-- Start RECORDED INFORMATION --

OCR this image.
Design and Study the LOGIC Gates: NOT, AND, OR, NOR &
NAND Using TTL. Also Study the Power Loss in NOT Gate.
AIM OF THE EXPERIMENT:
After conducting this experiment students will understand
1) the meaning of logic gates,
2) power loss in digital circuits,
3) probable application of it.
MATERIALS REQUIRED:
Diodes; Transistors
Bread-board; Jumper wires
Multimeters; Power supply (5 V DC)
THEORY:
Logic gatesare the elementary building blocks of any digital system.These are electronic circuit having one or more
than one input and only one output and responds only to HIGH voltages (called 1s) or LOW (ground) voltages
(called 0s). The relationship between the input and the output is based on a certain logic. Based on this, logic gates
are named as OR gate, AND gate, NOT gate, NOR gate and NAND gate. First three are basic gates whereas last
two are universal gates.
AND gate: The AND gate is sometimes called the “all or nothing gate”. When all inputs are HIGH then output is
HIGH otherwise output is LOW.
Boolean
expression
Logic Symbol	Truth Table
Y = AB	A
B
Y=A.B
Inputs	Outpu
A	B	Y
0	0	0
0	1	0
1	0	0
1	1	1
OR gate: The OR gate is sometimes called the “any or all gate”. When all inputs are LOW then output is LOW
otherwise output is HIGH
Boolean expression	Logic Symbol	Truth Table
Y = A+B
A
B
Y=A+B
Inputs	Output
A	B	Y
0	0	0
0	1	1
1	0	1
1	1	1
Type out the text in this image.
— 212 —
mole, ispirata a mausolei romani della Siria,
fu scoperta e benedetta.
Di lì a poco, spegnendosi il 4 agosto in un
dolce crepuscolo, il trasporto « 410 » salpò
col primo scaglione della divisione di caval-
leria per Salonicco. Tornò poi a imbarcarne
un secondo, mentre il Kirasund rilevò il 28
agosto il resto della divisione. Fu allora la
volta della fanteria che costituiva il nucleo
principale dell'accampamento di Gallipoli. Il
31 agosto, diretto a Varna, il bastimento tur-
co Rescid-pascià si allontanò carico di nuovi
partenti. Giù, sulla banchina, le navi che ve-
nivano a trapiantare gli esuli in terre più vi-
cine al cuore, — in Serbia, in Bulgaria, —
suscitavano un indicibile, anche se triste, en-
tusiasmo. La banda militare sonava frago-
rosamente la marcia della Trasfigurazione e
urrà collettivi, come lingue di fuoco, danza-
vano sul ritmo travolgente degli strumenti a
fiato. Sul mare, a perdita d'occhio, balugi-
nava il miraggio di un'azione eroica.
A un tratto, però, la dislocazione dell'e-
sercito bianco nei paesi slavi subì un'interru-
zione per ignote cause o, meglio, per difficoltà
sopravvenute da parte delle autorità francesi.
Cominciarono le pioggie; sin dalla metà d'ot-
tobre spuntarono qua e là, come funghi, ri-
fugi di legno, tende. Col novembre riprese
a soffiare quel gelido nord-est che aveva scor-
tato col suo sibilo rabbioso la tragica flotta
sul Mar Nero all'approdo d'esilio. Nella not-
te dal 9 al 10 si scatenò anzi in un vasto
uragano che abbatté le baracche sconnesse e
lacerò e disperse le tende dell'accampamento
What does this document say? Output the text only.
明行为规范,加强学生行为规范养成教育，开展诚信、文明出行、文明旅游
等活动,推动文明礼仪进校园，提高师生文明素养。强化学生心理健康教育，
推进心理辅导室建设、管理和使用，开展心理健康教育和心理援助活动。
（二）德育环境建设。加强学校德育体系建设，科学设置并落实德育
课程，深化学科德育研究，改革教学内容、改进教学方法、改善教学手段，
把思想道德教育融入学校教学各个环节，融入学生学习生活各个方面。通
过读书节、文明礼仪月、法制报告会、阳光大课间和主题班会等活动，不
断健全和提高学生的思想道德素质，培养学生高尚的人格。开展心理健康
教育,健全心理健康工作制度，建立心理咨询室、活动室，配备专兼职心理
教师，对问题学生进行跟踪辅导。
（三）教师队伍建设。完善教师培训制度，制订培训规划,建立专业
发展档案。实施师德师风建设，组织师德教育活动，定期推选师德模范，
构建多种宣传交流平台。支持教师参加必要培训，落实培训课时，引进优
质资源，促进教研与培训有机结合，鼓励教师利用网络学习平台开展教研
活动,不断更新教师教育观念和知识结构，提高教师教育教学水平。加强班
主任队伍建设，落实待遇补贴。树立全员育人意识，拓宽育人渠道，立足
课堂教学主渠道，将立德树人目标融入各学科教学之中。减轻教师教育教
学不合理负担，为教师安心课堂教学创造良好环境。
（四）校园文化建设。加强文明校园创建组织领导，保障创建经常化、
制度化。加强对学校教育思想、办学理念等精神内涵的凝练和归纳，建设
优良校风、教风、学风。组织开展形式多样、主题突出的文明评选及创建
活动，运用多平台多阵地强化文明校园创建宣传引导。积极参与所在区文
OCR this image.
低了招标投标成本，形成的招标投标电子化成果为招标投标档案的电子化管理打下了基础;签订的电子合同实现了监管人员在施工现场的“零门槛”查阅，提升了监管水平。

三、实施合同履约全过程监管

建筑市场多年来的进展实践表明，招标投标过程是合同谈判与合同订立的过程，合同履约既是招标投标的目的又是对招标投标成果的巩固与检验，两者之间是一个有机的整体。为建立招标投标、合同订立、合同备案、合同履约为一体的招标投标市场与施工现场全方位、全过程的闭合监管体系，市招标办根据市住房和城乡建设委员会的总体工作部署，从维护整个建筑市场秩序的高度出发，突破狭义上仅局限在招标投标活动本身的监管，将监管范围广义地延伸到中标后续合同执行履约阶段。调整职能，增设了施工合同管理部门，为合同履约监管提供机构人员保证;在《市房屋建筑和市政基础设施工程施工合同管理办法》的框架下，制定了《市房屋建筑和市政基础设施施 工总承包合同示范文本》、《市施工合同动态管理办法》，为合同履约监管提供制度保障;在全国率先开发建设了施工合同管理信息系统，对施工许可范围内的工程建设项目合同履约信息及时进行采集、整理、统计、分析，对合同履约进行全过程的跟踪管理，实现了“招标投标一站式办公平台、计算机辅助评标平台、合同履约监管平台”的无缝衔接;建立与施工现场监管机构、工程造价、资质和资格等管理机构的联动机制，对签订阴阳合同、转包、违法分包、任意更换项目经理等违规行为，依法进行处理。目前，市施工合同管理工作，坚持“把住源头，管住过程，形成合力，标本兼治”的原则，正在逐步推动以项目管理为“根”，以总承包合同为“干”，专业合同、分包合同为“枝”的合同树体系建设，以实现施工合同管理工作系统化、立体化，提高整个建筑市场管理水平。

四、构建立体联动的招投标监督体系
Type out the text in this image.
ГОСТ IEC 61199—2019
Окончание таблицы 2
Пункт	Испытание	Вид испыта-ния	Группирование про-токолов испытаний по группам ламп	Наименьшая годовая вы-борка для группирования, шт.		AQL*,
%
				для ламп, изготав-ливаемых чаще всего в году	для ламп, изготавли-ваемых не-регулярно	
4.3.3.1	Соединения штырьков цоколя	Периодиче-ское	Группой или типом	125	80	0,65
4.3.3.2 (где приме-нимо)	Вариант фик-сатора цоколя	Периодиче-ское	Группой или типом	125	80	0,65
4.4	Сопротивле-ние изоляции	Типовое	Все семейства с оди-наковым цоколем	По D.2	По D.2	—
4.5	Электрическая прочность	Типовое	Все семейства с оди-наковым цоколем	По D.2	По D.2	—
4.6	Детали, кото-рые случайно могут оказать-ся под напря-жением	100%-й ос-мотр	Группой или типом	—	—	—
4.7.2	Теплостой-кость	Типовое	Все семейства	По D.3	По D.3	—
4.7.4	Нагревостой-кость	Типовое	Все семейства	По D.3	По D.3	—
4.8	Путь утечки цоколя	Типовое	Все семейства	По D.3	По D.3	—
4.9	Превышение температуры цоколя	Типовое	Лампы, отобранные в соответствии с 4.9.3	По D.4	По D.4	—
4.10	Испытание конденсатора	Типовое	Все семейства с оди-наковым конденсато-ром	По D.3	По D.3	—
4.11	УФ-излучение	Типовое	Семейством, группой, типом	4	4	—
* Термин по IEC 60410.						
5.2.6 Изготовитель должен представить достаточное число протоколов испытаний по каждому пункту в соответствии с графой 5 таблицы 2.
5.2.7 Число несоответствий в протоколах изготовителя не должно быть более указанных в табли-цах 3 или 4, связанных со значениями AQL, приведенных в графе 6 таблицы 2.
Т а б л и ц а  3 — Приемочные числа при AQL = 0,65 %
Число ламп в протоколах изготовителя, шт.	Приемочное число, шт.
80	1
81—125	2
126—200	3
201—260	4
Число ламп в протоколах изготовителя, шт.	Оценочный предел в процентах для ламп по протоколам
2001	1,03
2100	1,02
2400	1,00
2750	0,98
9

-- End RECORDED INFORMATION --

Pick out and copy every line that contains the word "ское".

4.3.3.1	Соединения штырьков цоколя	Периодиче-ское	Группой или типом	125	80	0,65
4.3.3.2 (где приме-нимо)	Вариант фик-сатора цоколя	Периодиче-ское	Группой или типом	125	80	0,65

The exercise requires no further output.